Page text:

------------------------------

This morning I texted Colby and asked him if he had received the box I sent him last week. He texted back an affirmative and we sent a few more texts back and forth. All of a sudden my usually docile and co-operative phone went crazy. It sent Colby a couple of random undecipherable texts and bounced back and forth between various things I had not clicked on. Finally I managed to turn the phone off. When I turned the phone back on I didn’t notice that it had turned the airplane mode on.
Brett and I had a couple of errands we wanted to run this morning so he asked me to text him when Aspen and I were ready to go. About mid-morning I texted him not realizing he didn’t receive it because of the air plane mode. I didn’t hear back from him, but I knew he was busy preparing for a barn party this weekend. About an hour later he came home and asked if my phone was turned off because he had tried to call and text and I hadn’t responded. I checked my phone, saw it was in airplane mode and turned it off. Immediately he received my text and I received his message.

------------------------------

Given records:
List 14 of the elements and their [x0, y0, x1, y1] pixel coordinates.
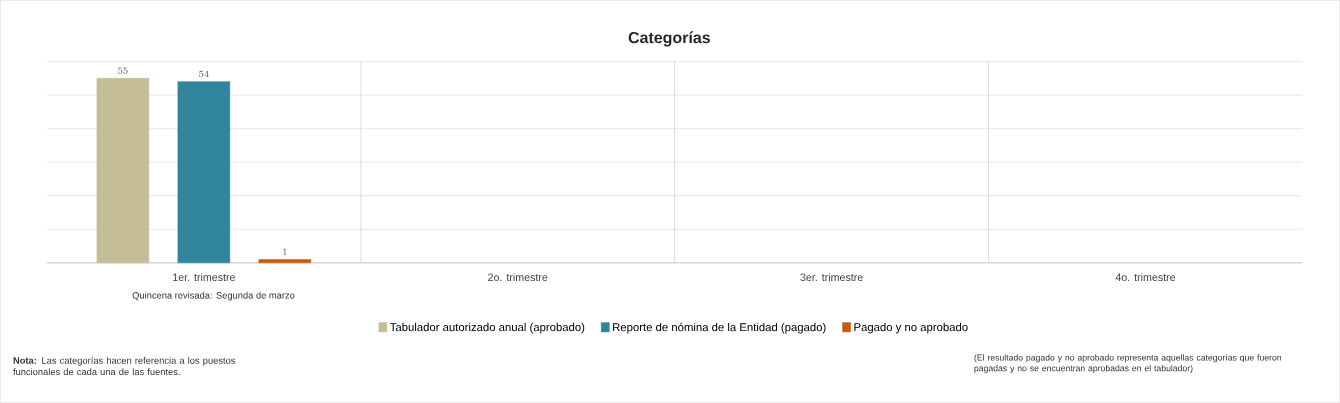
data-label: 1 [283, 248, 287, 255]
legend-label: Reporte de nómina de la Entidad (pagado) [613, 322, 826, 334]
x-tick-label: 2o. trimestre [488, 273, 548, 282]
text: (El resultado pagado y no aprobado representa aquellas categorías que fueron pagadas y no se encuentran aprobadas en el tabulador) [974, 354, 1282, 373]
x-tick-label: 1er. trimestre [173, 273, 235, 282]
data-label: 54 [199, 70, 209, 78]
x-tick-label: 4o. trimestre [1115, 273, 1176, 282]
text: Nota: Las categorías hacen referencia a los puestos funcionales de cada una de las fuentes. [13, 356, 236, 376]
legend-label: Pagado y no aprobado [854, 322, 968, 334]
legend-label: Tabulador autorizado anual (aprobado) [389, 322, 585, 334]
x-tick-label: 3er. trimestre [800, 273, 863, 282]
text: Quincena revisada: Segunda de marzo [132, 291, 295, 301]
data-label: 55 [118, 67, 128, 74]
chart-title: Categorías [628, 31, 711, 47]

------------------------------

Given request 1:
According to the account of the phone mishap, what was Brett busy preparing for?
Given request 2:
Reproduce the passage of the account of the phone mishap that lies between "This morning I" and "airplane mode on.", inclusive.

Exercise solution 1:
A barn party this weekend.

Exercise solution 2:
This morning I texted Colby and asked him if he had received the box I sent him last week. He texted back an affirmative and we sent a few more texts back and forth. All of a sudden my usually docile and co-operative phone went crazy. It sent Colby a couple of random undecipherable texts and bounced back and forth between various things I had not clicked on. Finally I managed to turn the phone off. When I turned the phone back on I didn’t notice that it had turned the airplane mode on.